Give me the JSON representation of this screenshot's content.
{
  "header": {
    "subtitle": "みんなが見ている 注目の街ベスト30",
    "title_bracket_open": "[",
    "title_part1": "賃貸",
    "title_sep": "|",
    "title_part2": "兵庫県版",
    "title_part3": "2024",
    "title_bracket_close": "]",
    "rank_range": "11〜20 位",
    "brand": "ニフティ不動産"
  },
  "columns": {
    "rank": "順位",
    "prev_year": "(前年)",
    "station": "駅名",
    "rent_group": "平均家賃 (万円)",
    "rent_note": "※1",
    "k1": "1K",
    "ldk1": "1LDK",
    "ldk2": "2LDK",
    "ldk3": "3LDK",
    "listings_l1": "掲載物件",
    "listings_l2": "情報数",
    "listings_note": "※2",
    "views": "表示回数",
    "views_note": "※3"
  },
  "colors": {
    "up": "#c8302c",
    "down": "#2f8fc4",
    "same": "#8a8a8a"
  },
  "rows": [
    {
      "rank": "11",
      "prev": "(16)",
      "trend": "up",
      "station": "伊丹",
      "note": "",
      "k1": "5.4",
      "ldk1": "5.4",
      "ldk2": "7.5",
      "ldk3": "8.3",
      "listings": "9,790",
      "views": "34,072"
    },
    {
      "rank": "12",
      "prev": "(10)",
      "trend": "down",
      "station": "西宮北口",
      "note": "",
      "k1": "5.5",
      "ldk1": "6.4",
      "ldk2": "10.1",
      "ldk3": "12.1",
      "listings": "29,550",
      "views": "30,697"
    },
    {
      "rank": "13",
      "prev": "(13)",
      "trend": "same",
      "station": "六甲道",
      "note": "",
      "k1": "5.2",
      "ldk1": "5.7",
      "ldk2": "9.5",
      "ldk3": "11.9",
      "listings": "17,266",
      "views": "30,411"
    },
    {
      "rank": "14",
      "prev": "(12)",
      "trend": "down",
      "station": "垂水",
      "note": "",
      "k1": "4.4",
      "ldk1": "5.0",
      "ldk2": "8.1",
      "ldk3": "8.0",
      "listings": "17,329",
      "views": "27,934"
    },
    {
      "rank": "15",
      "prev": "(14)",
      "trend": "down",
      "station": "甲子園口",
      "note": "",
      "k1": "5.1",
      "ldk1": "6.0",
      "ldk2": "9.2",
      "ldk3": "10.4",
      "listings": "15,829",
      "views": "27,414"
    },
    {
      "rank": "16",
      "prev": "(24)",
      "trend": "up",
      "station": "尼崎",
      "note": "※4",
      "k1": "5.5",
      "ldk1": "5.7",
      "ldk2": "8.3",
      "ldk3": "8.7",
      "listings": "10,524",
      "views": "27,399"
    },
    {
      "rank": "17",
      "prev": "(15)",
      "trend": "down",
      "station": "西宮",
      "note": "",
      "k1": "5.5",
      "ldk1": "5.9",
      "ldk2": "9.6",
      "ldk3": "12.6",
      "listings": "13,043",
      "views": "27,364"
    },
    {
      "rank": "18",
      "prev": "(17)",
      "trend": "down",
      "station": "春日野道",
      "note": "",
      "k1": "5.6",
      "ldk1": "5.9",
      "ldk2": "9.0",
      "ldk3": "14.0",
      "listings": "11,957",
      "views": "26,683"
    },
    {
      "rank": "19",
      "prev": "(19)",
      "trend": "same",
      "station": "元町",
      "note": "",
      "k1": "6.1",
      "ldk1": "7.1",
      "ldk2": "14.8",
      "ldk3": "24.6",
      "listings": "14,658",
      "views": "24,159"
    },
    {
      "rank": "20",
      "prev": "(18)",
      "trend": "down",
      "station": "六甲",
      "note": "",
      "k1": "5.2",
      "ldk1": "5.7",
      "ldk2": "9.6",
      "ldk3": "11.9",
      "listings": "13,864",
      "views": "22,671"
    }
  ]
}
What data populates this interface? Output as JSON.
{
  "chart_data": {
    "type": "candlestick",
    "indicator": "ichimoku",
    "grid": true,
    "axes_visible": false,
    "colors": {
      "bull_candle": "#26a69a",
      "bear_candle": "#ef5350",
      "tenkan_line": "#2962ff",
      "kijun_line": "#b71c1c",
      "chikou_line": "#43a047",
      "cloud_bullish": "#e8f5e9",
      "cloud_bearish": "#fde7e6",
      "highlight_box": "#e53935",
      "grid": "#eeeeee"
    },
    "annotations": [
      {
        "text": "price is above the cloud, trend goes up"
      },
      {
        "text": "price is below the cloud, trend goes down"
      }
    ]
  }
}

········

→ **AIM**:
Print out all the entries precisely as written.

→ **CORRECT RESPONSE**:
Give me the JSON representation of this screenshot's content.
{
  "header": {
    "subtitle": "みんなが見ている 注目の街ベスト30",
    "title_bracket_open": "[",
    "title_part1": "賃貸",
    "title_sep": "|",
    "title_part2": "兵庫県版",
    "title_part3": "2024",
    "title_bracket_close": "]",
    "rank_range": "11〜20 位",
    "brand": "ニフティ不動産"
  },
  "columns": {
    "rank": "順位",
    "prev_year": "(前年)",
    "station": "駅名",
    "rent_group": "平均家賃 (万円)",
    "rent_note": "※1",
    "k1": "1K",
    "ldk1": "1LDK",
    "ldk2": "2LDK",
    "ldk3": "3LDK",
    "listings_l1": "掲載物件",
    "listings_l2": "情報数",
    "listings_note": "※2",
    "views": "表示回数",
    "views_note": "※3"
  },
  "colors": {
    "up": "#c8302c",
    "down": "#2f8fc4",
    "same": "#8a8a8a"
  },
  "rows": [
    {
      "rank": "11",
      "prev": "(16)",
      "trend": "up",
      "station": "伊丹",
      "note": "",
      "k1": "5.4",
      "ldk1": "5.4",
      "ldk2": "7.5",
      "ldk3": "8.3",
      "listings": "9,790",
      "views": "34,072"
    },
    {
      "rank": "12",
      "prev": "(10)",
      "trend": "down",
      "station": "西宮北口",
      "note": "",
      "k1": "5.5",
      "ldk1": "6.4",
      "ldk2": "10.1",
      "ldk3": "12.1",
      "listings": "29,550",
      "views": "30,697"
    },
    {
      "rank": "13",
      "prev": "(13)",
      "trend": "same",
      "station": "六甲道",
      "note": "",
      "k1": "5.2",
      "ldk1": "5.7",
      "ldk2": "9.5",
      "ldk3": "11.9",
      "listings": "17,266",
      "views": "30,411"
    },
    {
      "rank": "14",
      "prev": "(12)",
      "trend": "down",
      "station": "垂水",
      "note": "",
      "k1": "4.4",
      "ldk1": "5.0",
      "ldk2": "8.1",
      "ldk3": "8.0",
      "listings": "17,329",
      "views": "27,934"
    },
    {
      "rank": "15",
      "prev": "(14)",
      "trend": "down",
      "station": "甲子園口",
      "note": "",
      "k1": "5.1",
      "ldk1": "6.0",
      "ldk2": "9.2",
      "ldk3": "10.4",
      "listings": "15,829",
      "views": "27,414"
    },
    {
      "rank": "16",
      "prev": "(24)",
      "trend": "up",
      "station": "尼崎",
      "note": "※4",
      "k1": "5.5",
      "ldk1": "5.7",
      "ldk2": "8.3",
      "ldk3": "8.7",
      "listings": "10,524",
      "views": "27,399"
    },
    {
      "rank": "17",
      "prev": "(15)",
      "trend": "down",
      "station": "西宮",
      "note": "",
      "k1": "5.5",
      "ldk1": "5.9",
      "ldk2": "9.6",
      "ldk3": "12.6",
      "listings": "13,043",
      "views": "27,364"
    },
    {
      "rank": "18",
      "prev": "(17)",
      "trend": "down",
      "station": "春日野道",
      "note": "",
      "k1": "5.6",
      "ldk1": "5.9",
      "ldk2": "9.0",
      "ldk3": "14.0",
      "listings": "11,957",
      "views": "26,683"
    },
    {
      "rank": "19",
      "prev": "(19)",
      "trend": "same",
      "station": "元町",
      "note": "",
      "k1": "6.1",
      "ldk1": "7.1",
      "ldk2": "14.8",
      "ldk3": "24.6",
      "listings": "14,658",
      "views": "24,159"
    },
    {
      "rank": "20",
      "prev": "(18)",
      "trend": "down",
      "station": "六甲",
      "note": "",
      "k1": "5.2",
      "ldk1": "5.7",
      "ldk2": "9.6",
      "ldk3": "11.9",
      "listings": "13,864",
      "views": "22,671"
    }
  ]
}
What data populates this interface? Output as JSON.
{
  "chart_data": {
    "type": "candlestick",
    "indicator": "ichimoku",
    "grid": true,
    "axes_visible": false,
    "colors": {
      "bull_candle": "#26a69a",
      "bear_candle": "#ef5350",
      "tenkan_line": "#2962ff",
      "kijun_line": "#b71c1c",
      "chikou_line": "#43a047",
      "cloud_bullish": "#e8f5e9",
      "cloud_bearish": "#fde7e6",
      "highlight_box": "#e53935",
      "grid": "#eeeeee"
    },
    "annotations": [
      {
        "text": "price is above the cloud, trend goes up"
      },
      {
        "text": "price is below the cloud, trend goes down"
      }
    ]
  }
}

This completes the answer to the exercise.